* **GIVEN EXERCISE**
Copy each line of the entries that contains the word "title".

Figure dataset records:
--- START ---
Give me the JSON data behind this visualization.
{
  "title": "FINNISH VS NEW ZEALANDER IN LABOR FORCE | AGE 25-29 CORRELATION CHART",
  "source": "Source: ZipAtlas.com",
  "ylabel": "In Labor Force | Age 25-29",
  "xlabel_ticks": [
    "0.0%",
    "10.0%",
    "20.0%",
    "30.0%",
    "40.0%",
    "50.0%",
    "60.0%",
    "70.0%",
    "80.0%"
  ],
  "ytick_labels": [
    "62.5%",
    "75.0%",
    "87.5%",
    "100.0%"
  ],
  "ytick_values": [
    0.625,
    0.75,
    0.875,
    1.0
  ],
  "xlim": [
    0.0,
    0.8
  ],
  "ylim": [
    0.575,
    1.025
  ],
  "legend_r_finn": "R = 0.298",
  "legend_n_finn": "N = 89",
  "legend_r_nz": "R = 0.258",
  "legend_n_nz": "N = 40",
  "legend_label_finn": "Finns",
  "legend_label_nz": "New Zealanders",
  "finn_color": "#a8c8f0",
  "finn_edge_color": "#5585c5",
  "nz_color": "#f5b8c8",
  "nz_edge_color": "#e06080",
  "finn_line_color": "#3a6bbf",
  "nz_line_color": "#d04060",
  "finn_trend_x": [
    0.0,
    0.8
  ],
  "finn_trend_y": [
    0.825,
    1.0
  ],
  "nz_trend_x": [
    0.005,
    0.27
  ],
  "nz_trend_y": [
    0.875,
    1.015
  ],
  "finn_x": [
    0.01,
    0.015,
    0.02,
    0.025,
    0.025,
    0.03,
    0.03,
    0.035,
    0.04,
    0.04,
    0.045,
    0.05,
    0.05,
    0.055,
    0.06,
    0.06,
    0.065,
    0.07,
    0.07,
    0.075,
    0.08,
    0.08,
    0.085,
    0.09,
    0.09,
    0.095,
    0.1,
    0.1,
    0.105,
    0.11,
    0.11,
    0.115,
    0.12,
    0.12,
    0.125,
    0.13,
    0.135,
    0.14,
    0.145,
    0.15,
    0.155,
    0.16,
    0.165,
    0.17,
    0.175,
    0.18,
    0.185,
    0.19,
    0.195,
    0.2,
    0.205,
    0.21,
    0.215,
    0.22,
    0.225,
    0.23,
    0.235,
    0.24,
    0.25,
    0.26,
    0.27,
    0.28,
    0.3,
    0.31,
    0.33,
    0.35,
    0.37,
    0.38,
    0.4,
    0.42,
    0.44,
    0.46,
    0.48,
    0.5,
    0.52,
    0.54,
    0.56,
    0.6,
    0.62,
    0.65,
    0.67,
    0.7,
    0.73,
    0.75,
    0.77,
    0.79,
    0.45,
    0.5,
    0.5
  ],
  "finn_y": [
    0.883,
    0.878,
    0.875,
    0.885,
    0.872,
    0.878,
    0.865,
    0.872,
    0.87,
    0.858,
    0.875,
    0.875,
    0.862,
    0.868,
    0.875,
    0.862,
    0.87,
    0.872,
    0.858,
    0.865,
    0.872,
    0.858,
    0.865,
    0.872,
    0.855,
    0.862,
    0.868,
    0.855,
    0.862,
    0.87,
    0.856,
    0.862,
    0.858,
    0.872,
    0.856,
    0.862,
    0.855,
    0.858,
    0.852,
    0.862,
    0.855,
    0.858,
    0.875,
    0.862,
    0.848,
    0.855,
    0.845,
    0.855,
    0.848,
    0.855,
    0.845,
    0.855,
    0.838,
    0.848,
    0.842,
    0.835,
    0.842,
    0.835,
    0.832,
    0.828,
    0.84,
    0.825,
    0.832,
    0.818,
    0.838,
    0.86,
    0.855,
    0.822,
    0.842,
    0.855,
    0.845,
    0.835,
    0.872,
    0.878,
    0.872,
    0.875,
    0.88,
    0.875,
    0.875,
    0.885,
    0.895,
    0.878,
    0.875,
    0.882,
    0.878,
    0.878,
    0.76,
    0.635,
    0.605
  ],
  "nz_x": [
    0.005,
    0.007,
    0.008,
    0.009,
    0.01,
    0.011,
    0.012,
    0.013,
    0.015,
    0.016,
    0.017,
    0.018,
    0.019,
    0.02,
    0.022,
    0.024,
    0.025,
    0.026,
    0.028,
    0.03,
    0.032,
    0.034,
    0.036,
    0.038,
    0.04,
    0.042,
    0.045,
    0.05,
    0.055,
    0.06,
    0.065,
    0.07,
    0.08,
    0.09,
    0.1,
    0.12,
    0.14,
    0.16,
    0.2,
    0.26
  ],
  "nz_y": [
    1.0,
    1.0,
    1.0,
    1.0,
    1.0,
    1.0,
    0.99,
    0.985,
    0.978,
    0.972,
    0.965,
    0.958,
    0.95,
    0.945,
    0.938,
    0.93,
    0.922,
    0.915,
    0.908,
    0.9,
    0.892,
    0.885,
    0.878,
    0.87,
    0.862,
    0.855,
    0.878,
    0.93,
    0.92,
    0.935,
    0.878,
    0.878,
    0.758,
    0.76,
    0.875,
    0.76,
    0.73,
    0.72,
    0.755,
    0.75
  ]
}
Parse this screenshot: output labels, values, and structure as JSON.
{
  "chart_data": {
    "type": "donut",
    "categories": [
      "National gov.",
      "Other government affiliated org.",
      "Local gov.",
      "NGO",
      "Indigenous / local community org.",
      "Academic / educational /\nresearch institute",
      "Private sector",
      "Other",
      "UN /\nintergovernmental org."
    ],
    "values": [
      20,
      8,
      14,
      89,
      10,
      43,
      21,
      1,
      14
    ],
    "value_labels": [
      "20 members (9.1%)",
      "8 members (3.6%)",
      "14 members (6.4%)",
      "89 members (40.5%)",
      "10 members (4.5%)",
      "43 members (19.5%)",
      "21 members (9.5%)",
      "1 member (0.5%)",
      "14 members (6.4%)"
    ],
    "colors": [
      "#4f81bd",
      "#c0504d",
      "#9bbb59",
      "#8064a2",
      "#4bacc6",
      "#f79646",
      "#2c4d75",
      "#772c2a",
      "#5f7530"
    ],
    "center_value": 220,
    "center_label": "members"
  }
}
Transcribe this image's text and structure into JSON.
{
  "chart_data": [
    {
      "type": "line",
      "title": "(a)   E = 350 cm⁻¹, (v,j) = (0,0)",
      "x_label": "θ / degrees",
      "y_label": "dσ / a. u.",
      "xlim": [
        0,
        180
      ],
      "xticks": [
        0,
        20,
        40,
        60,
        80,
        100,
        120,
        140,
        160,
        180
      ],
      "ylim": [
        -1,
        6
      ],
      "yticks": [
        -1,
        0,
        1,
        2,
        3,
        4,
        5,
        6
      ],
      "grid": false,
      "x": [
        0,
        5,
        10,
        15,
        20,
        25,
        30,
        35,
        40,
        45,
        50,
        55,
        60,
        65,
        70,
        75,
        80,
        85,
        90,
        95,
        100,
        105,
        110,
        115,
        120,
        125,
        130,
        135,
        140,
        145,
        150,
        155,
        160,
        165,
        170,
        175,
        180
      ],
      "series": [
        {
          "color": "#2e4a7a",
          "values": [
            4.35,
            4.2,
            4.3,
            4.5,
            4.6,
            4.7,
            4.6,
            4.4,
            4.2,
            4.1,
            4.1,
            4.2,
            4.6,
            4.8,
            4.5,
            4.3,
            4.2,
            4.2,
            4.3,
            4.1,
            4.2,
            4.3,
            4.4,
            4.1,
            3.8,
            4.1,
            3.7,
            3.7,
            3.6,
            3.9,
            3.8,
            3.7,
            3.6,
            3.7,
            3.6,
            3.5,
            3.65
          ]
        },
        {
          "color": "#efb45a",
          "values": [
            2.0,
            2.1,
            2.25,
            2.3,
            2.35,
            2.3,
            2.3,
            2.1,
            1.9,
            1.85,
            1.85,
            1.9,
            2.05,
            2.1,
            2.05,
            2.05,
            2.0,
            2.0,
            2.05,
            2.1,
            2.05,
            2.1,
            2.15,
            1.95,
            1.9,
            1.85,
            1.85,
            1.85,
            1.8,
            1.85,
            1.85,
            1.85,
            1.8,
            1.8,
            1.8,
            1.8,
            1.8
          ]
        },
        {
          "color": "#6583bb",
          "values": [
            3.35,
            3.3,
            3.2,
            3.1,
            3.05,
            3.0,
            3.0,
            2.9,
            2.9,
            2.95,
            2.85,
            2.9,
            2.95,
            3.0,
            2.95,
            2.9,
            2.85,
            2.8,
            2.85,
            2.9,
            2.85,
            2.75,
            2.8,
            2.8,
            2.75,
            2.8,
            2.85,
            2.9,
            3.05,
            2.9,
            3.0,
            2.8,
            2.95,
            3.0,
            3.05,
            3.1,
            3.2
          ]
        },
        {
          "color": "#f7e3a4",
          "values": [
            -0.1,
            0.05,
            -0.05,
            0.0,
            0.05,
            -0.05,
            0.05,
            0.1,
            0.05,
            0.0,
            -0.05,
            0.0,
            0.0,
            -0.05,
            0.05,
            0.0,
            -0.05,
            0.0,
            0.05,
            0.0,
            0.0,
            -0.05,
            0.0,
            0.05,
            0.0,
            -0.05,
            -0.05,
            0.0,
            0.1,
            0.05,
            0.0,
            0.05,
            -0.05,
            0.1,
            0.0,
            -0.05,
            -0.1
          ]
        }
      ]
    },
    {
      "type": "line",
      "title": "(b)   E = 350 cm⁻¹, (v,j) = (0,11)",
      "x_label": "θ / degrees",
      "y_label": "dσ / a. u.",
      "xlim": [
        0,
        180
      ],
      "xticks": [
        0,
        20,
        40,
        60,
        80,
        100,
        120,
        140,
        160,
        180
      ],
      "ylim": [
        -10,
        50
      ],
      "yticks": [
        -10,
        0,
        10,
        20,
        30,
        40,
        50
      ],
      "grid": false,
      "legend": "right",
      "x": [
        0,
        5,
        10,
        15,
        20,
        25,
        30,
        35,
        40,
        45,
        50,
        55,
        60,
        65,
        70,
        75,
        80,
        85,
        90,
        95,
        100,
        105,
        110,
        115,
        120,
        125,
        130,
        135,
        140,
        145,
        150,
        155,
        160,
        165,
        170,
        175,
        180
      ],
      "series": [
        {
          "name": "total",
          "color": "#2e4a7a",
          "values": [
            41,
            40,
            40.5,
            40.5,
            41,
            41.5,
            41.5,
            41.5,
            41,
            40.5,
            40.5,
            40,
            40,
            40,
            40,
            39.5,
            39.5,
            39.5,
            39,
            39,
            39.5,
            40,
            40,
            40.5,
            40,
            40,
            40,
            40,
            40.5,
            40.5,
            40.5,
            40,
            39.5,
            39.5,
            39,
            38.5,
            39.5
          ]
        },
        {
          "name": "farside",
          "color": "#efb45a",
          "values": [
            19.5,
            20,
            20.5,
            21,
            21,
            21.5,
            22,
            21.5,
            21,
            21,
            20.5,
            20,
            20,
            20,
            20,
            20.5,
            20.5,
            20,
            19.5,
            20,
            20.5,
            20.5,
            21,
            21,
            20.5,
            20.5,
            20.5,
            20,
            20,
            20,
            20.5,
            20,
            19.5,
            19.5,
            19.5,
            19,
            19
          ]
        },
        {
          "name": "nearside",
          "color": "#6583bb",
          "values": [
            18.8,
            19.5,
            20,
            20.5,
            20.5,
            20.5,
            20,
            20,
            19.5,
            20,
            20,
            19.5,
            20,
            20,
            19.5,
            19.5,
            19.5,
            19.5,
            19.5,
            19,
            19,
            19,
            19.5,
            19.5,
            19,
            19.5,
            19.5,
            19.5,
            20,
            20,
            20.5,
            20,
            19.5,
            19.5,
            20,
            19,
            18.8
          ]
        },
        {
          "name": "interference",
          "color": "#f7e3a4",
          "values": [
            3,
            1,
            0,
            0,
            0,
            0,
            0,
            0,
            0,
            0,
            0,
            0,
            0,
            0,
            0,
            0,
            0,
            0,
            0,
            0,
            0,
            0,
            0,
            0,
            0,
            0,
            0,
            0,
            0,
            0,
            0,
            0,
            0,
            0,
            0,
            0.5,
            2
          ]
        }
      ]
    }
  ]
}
--- END ---
* **TASK SOLUTION**
  "title": "FINNISH VS NEW ZEALANDER IN LABOR FORCE | AGE 25-29 CORRELATION CHART",
      "title": "(a)   E = 350 cm⁻¹, (v,j) = (0,0)",
      "title": "(b)   E = 350 cm⁻¹, (v,j) = (0,11)",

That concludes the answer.